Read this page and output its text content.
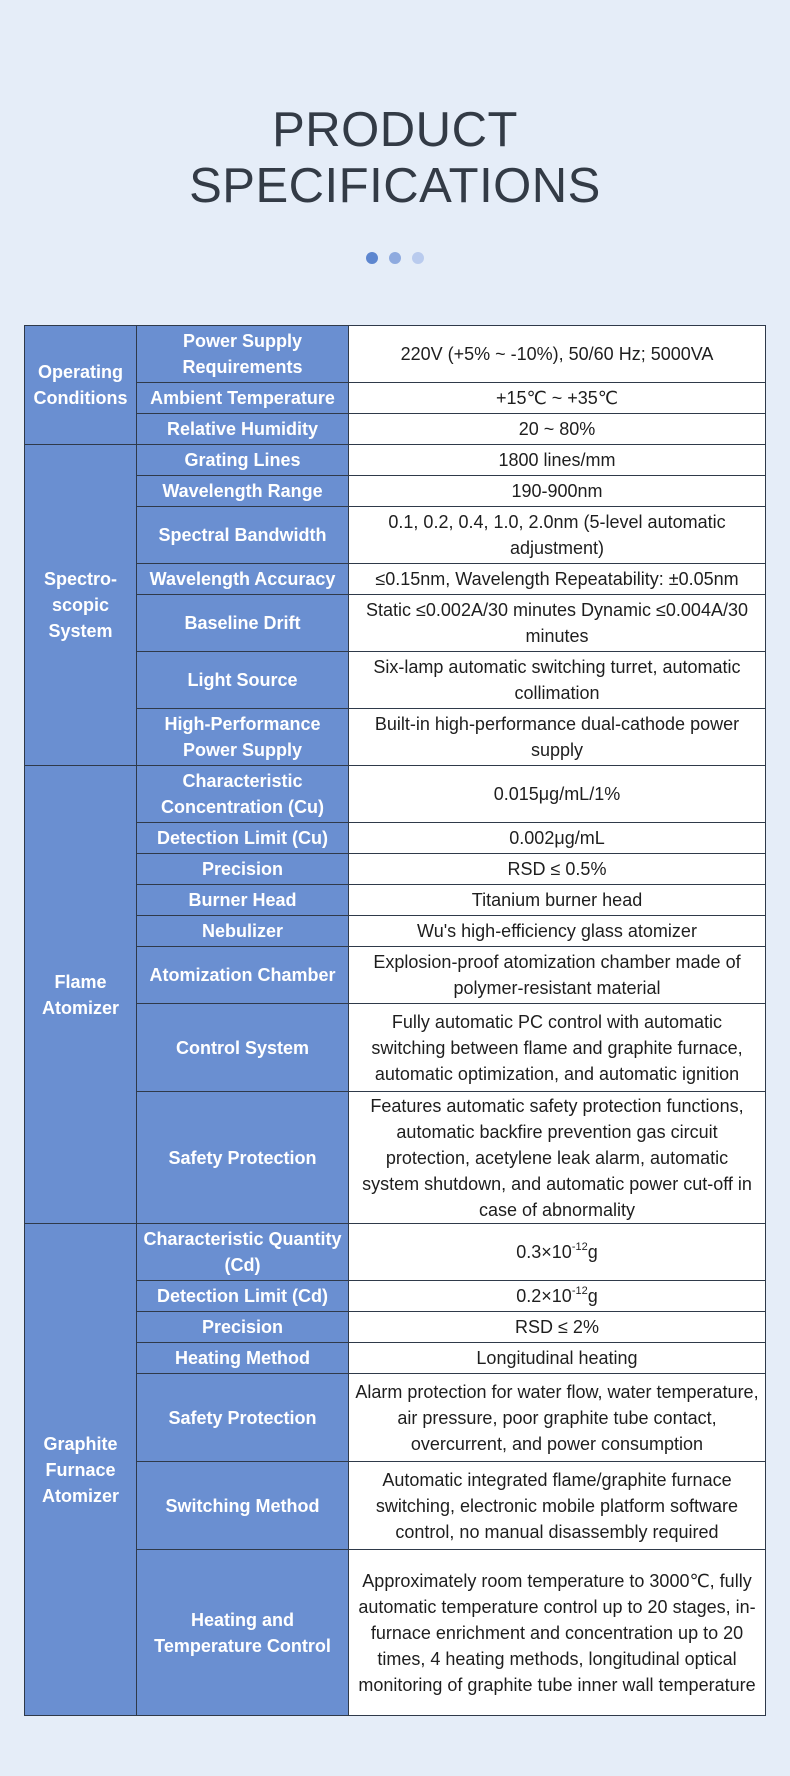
PRODUCT
SPECIFICATIONS
Operating
Conditions	Power Supply Requirements	220V (+5% ~ -10%), 50/60 Hz; 5000VA
	Ambient Temperature	+15℃ ~ +35℃
	Relative Humidity	20 ~ 80%
Spectro-
scopic
System	Grating Lines	1800 lines/mm
	Wavelength Range	190-900nm
	Spectral Bandwidth	0.1, 0.2, 0.4, 1.0, 2.0nm (5-level automatic adjustment)
	Wavelength Accuracy	≤0.15nm, Wavelength Repeatability: ±0.05nm
	Baseline Drift	Static ≤0.002A/30 minutes Dynamic ≤0.004A/30 minutes
	Light Source	Six-lamp automatic switching turret, automatic collimation
	High-Performance Power Supply	Built-in high-performance dual-cathode power supply
Flame
Atomizer	Characteristic Concentration (Cu)	0.015μg/mL/1%
	Detection Limit (Cu)	0.002μg/mL
	Precision	RSD ≤ 0.5%
	Burner Head	Titanium burner head
	Nebulizer	Wu's high-efficiency glass atomizer
	Atomization Chamber	Explosion-proof atomization chamber made of polymer-resistant material
	Control System	Fully automatic PC control with automatic switching between flame and graphite furnace, automatic optimization, and automatic ignition
	Safety Protection	Features automatic safety protection functions, automatic backfire prevention gas circuit protection, acetylene leak alarm, automatic system shutdown, and automatic power cut-off in case of abnormality
Graphite
Furnace
Atomizer	Characteristic Quantity (Cd)	$0.3\times 10^{-12}g$
	Detection Limit (Cd)	$0.2\times 10^{-12}g$
	Precision	RSD ≤ 2%
	Heating Method	Longitudinal heating
	Safety Protection	Alarm protection for water flow, water temperature, air pressure, poor graphite tube contact, overcurrent, and power consumption
	Switching Method	Automatic integrated flame/graphite furnace switching, electronic mobile platform software control, no manual disassembly required
	Heating and Temperature Control	Approximately room temperature to 3000℃, fully automatic temperature control up to 20 stages, in-furnace enrichment and concentration up to 20 times, 4 heating methods, longitudinal optical monitoring of graphite tube inner wall temperature
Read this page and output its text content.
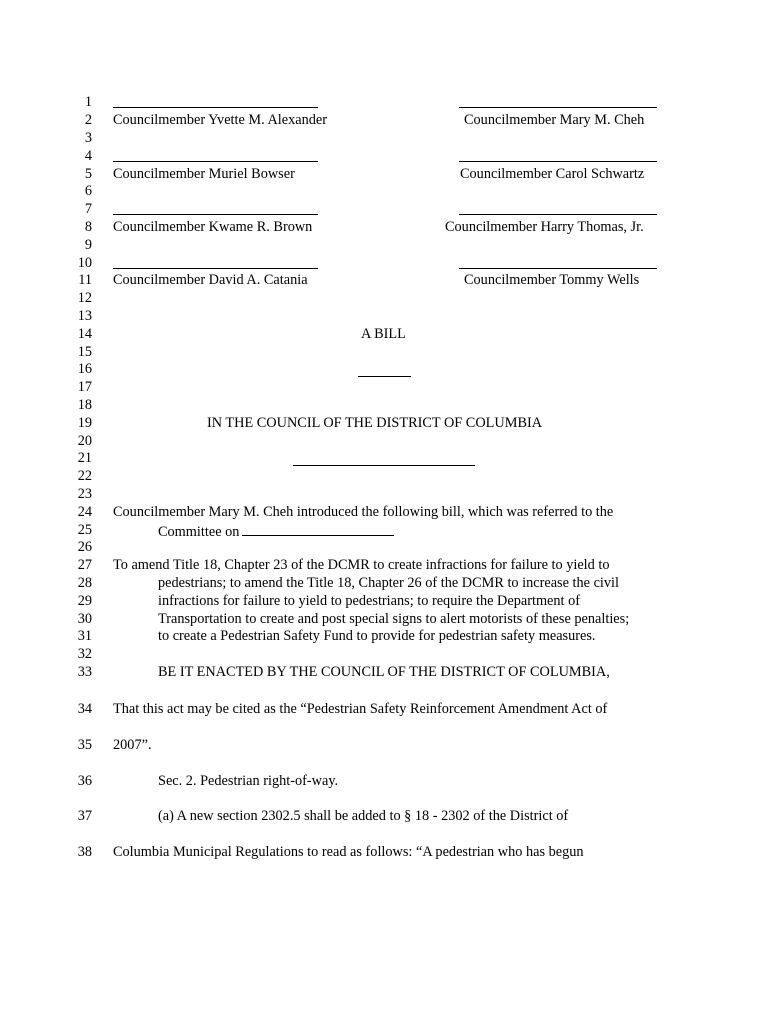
1
2
3
4
5
6
7
8
9
10
11
12
13
14
15
16
17
18
19
20
21
22
23
24
25
26
27
28
29
30
31
32
33
34
35
36
37
38
Councilmember Yvette M. Alexander	Councilmember Mary M. Cheh
Councilmember Muriel Bowser	Councilmember Carol Schwartz
Councilmember Kwame R. Brown	Councilmember Harry Thomas, Jr.
Councilmember David A. Catania	Councilmember Tommy Wells
A BILL
IN THE COUNCIL OF THE DISTRICT OF COLUMBIA
Councilmember Mary M. Cheh introduced the following bill, which was referred to the
Committee on
To amend Title 18, Chapter 23 of the DCMR to create infractions for failure to yield to
pedestrians; to amend the Title 18, Chapter 26 of the DCMR to increase the civil
infractions for failure to yield to pedestrians; to require the Department of
Transportation to create and post special signs to alert motorists of these penalties;
to create a Pedestrian Safety Fund to provide for pedestrian safety measures.
BE IT ENACTED BY THE COUNCIL OF THE DISTRICT OF COLUMBIA,
That this act may be cited as the “Pedestrian Safety Reinforcement Amendment Act of
2007”.
Sec. 2. Pedestrian right-of-way.
(a) A new section 2302.5 shall be added to § 18 - 2302 of the District of
Columbia Municipal Regulations to read as follows: “A pedestrian who has begun
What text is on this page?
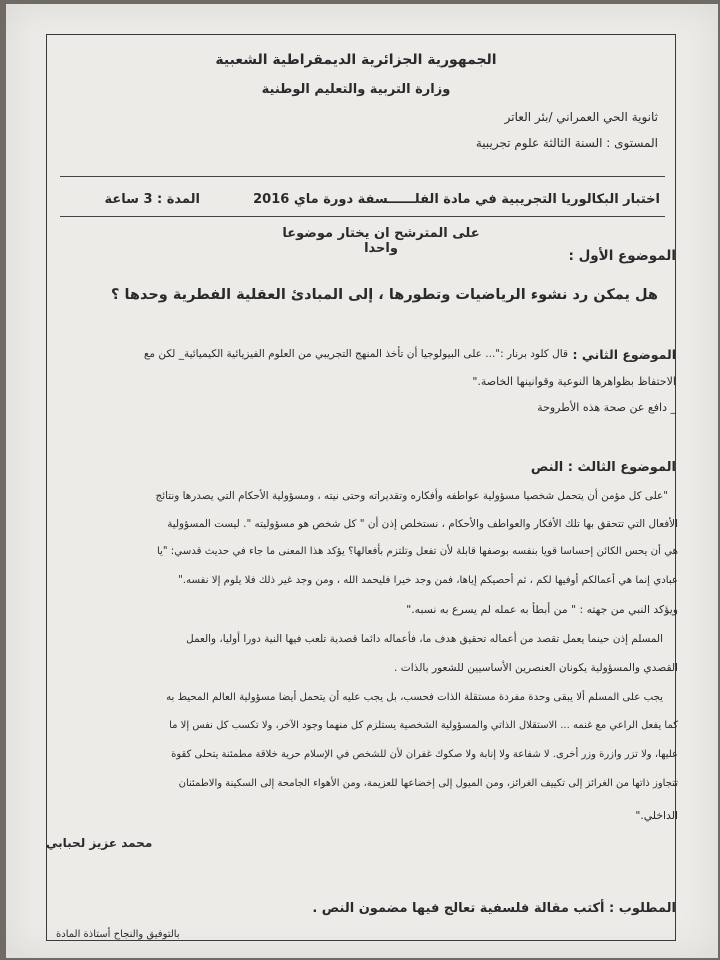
الجمهورية الجزائرية الديمقراطية الشعبية
وزارة التربية والتعليم الوطنية
ثانوية الحي العمراني /بئر العاتر
المستوى : السنة الثالثة علوم تجريبية
اختبار البكالوريا التجريبية في مادة الفلــــــسفة دورة ماي 2016
المدة : 3 ساعة
على المترشح ان يختار موضوعا واحدا	الموضوع الأول :
هل يمكن رد نشوء الرياضيات وتطورها ، إلى المبادئ العقلية الفطرية وحدها ؟
الموضوع الثاني :
قال كلود برنار :"... على البيولوجيا أن تأخذ المنهج التجريبي من العلوم الفيزيائية الكيميائية_ لكن مع
الاحتفاظ بظواهرها النوعية وقوانينها الخاصة."
_ دافع عن صحة هذه الأطروحة
الموضوع الثالث : النص
"على كل مؤمن أن يتحمل شخصيا مسؤولية عواطفه وأفكاره وتقديراته وحتى نيته ، ومسؤولية الأحكام التي يصدرها ونتائج
الأفعال التي تتحقق بها تلك الأفكار والعواطف والأحكام ، نستخلص إذن أن " كل شخص هو مسؤوليته ". ليست المسؤولية
هي أن يحس الكائن إحساسا قويا بنفسه بوصفها قابلة لأن تفعل وتلتزم بأفعالها؟ يؤكد هذا المعنى ما جاء في حديث قدسي: "يا
عبادي إنما هي أعمالكم أوفيها لكم ، ثم أحصيكم إياها، فمن وجد خيرا فليحمد الله ، ومن وجد غير ذلك فلا يلوم إلا نفسه."
ويؤكد النبي من جهته : " من أبطأ به عمله لم يسرع به نسبه."
المسلم إذن حينما يعمل تقصد من أعماله تحقيق هدف ما، فأعماله دائما قصدية تلعب فيها النية دورا أوليا، والعمل
القصدي والمسؤولية يكونان العنصرين الأساسيين للشعور بالذات .
يجب على المسلم ألا يبقى وحدة مفردة مستقلة الذات فحسب، بل يجب عليه أن يتحمل أيضا مسؤولية العالم المحيط به
كما يفعل الراعي مع غنمه ... الاستقلال الذاتي والمسؤولية الشخصية يستلزم كل منهما وجود الآخر، ولا تكسب كل نفس إلا ما
عليها، ولا تزر وازرة وزر أخرى. لا شفاعة ولا إنابة ولا صكوك غفران لأن للشخص في الإسلام حرية خلاقة مطمئنة يتحلى كقوة
تتجاوز ذاتها من الغرائز إلى تكييف الغرائز، ومن الميول إلى إخضاعها للعزيمة، ومن الأهواء الجامحة إلى السكينة والاطمئنان
الداخلي."
محمد عزيز لحبابي
المطلوب : أكتب مقالة فلسفية تعالج فيها مضمون النص .
بالتوفيق والنجاح أستاذة المادة
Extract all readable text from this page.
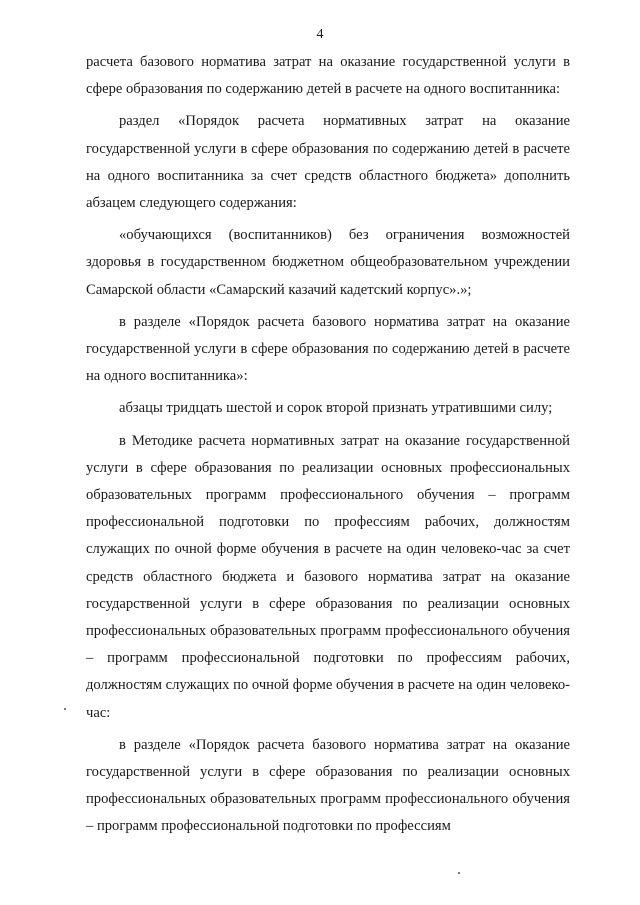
4

расчета базового норматива затрат на оказание государственной услуги в сфере образования по содержанию детей в расчете на одного воспитанника:

раздел «Порядок расчета нормативных затрат на оказание государственной услуги в сфере образования по содержанию детей в расчете на одного воспитанника за счет средств областного бюджета» дополнить абзацем следующего содержания:

«обучающихся (воспитанников) без ограничения возможностей здоровья в государственном бюджетном общеобразовательном учреждении Самарской области «Самарский казачий кадетский корпус».»;

в разделе «Порядок расчета базового норматива затрат на оказание государственной услуги в сфере образования по содержанию детей в расчете на одного воспитанника»:

абзацы тридцать шестой и сорок второй признать утратившими силу;

в Методике расчета нормативных затрат на оказание государственной услуги в сфере образования по реализации основных профессиональных образовательных программ профессионального обучения – программ профессиональной подготовки по профессиям рабочих, должностям служащих по очной форме обучения в расчете на один человеко-час за счет средств областного бюджета и базового норматива затрат на оказание государственной услуги в сфере образования по реализации основных профессиональных образовательных программ профессионального обучения – программ профессиональной подготовки по профессиям рабочих, должностям служащих по очной форме обучения в расчете на один человеко-час:

в разделе «Порядок расчета базового норматива затрат на оказание государственной услуги в сфере образования по реализации основных профессиональных образовательных программ профессионального обучения – программ профессиональной подготовки по профессиям
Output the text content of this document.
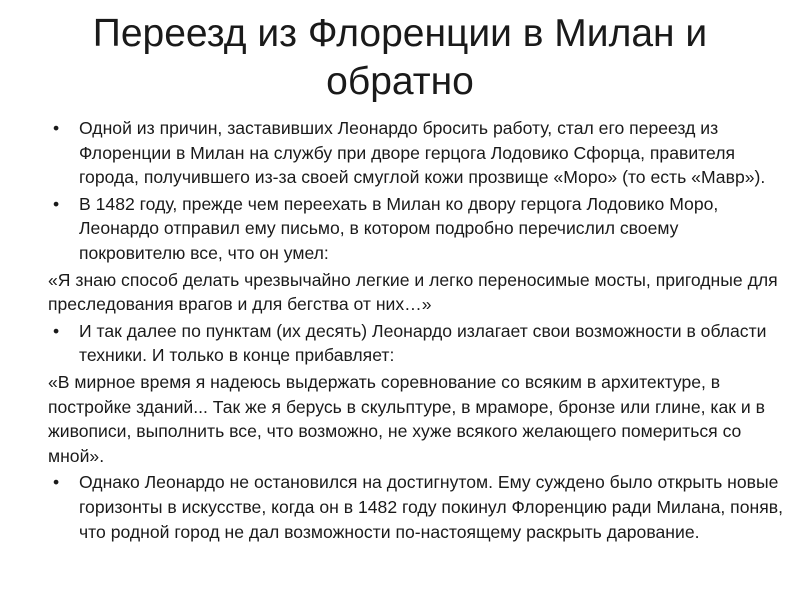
Переезд из Флоренции в Милан и обратно

•	Одной из причин, заставивших Леонардо бросить работу, стал его переезд из Флоренции в Милан на службу при дворе герцога Лодовико Сфорца, правителя города, получившего из-за своей смуглой кожи прозвище «Моро» (то есть «Мавр»).

•	В 1482 году, прежде чем переехать в Милан ко двору герцога Лодовико Моро, Леонардо отправил ему письмо, в котором подробно перечислил своему покровителю все, что он умел:

«Я знаю способ делать чрезвычайно легкие и легко переносимые мосты, пригодные для преследования врагов и для бегства от них…»

•	И так далее по пунктам (их десять) Леонардо излагает свои возможности в области техники. И только в конце прибавляет:

«В мирное время я надеюсь выдержать соревнование со всяким в архитектуре, в постройке зданий... Так же я берусь в скульптуре, в мраморе, бронзе или глине, как и в живописи, выполнить все, что возможно, не хуже всякого желающего помериться со мной».

•	Однако Леонардо не остановился на достигнутом. Ему суждено было открыть новые горизонты в искусстве, когда он в 1482 году покинул Флоренцию ради Милана, поняв, что родной город не дал возможности по-настоящему раскрыть дарование.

### What is being asked
Lines that include the word "одного" are to be extracted from the data above.

### The solution
расчета базового норматива затрат на оказание государственной услуги в сфере образования по содержанию детей в расчете на одного воспитанника:
раздел «Порядок расчета нормативных затрат на оказание государственной услуги в сфере образования по содержанию детей в расчете на одного воспитанника за счет средств областного бюджета» дополнить абзацем следующего содержания:
в разделе «Порядок расчета базового норматива затрат на оказание государственной услуги в сфере образования по содержанию детей в расчете на одного воспитанника»:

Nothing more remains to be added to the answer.